Work required:
Repeat every entry word for word, skipping the pictures.

========================================

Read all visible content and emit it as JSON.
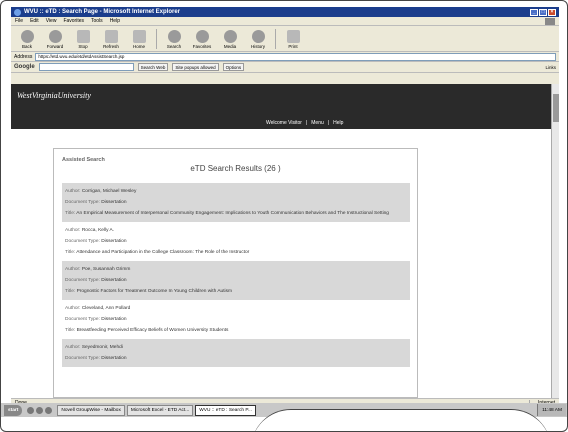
{
  "window": {
    "title": "WVU :: eTD : Search Page - Microsoft Internet Explorer"
  },
  "menu": [
    "File",
    "Edit",
    "View",
    "Favorites",
    "Tools",
    "Help"
  ],
  "toolbar": [
    "Back",
    "Forward",
    "Stop",
    "Refresh",
    "Home",
    "Search",
    "Favorites",
    "Media",
    "History",
    "Print"
  ],
  "address": {
    "label": "Address",
    "url": "https://etd.wvu.edu/etd/etdAssistSearch.jsp"
  },
  "google": {
    "logo": "Google",
    "search_web": "Search Web",
    "popups": "Site popups allowed",
    "options": "Options",
    "links": "Links"
  },
  "site": {
    "brand": "WestVirginiaUniversity",
    "welcome": "Welcome Visitor",
    "menu": "Menu",
    "help": "Help"
  },
  "page": {
    "assisted": "Assisted Search",
    "results_title": "eTD Search Results (26 )"
  },
  "labels": {
    "author": "Author:",
    "doctype": "Document Type:",
    "title": "Title:"
  },
  "results": [
    {
      "author": "Corrigan, Michael Wesley",
      "type": "Dissertation",
      "title": "An Empirical Measurement of Interpersonal Community Engagement: Implications to Youth Communication Behaviors and The Instructional Setting"
    },
    {
      "author": "Rocca, Kelly A.",
      "type": "Dissertation",
      "title": "Attendance and Participation in the College Classroom: The Role of the Instructor"
    },
    {
      "author": "Poe, Susannah Grimm",
      "type": "Dissertation",
      "title": "Prognostic Factors for Treatment Outcome In Young Children with Autism"
    },
    {
      "author": "Cleveland, Ann Pollard",
      "type": "Dissertation",
      "title": "Breastfeeding Perceived Efficacy Beliefs of Women University Students"
    },
    {
      "author": "Seyedmonir, Mehdi",
      "type": "Dissertation",
      "title": ""
    }
  ],
  "status": {
    "left": "Done",
    "zone": "Internet"
  },
  "taskbar": {
    "start": "start",
    "tasks": [
      "Novell GroupWise - Mailbox",
      "Microsoft Excel - ETD Act...",
      "WVU :: eTD : Search P..."
    ],
    "clock": "11:48 AM"
  }
}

========================================

Output below:
Read all visible content and emit it as JSON.
{
  "window": {
    "title": "WVU :: eTD : Search Page - Microsoft Internet Explorer"
  },
  "menu": [
    "File",
    "Edit",
    "View",
    "Favorites",
    "Tools",
    "Help"
  ],
  "toolbar": [
    "Back",
    "Forward",
    "Stop",
    "Refresh",
    "Home",
    "Search",
    "Favorites",
    "Media",
    "History",
    "Print"
  ],
  "address": {
    "label": "Address",
    "url": "https://etd.wvu.edu/etd/etdAssistSearch.jsp"
  },
  "google": {
    "logo": "Google",
    "search_web": "Search Web",
    "popups": "Site popups allowed",
    "options": "Options",
    "links": "Links"
  },
  "site": {
    "brand": "WestVirginiaUniversity",
    "welcome": "Welcome Visitor",
    "menu": "Menu",
    "help": "Help"
  },
  "page": {
    "assisted": "Assisted Search",
    "results_title": "eTD Search Results (26 )"
  },
  "labels": {
    "author": "Author:",
    "doctype": "Document Type:",
    "title": "Title:"
  },
  "results": [
    {
      "author": "Corrigan, Michael Wesley",
      "type": "Dissertation",
      "title": "An Empirical Measurement of Interpersonal Community Engagement: Implications to Youth Communication Behaviors and The Instructional Setting"
    },
    {
      "author": "Rocca, Kelly A.",
      "type": "Dissertation",
      "title": "Attendance and Participation in the College Classroom: The Role of the Instructor"
    },
    {
      "author": "Poe, Susannah Grimm",
      "type": "Dissertation",
      "title": "Prognostic Factors for Treatment Outcome In Young Children with Autism"
    },
    {
      "author": "Cleveland, Ann Pollard",
      "type": "Dissertation",
      "title": "Breastfeeding Perceived Efficacy Beliefs of Women University Students"
    },
    {
      "author": "Seyedmonir, Mehdi",
      "type": "Dissertation",
      "title": ""
    }
  ],
  "status": {
    "left": "Done",
    "zone": "Internet"
  },
  "taskbar": {
    "start": "start",
    "tasks": [
      "Novell GroupWise - Mailbox",
      "Microsoft Excel - ETD Act...",
      "WVU :: eTD : Search P..."
    ],
    "clock": "11:48 AM"
  }
}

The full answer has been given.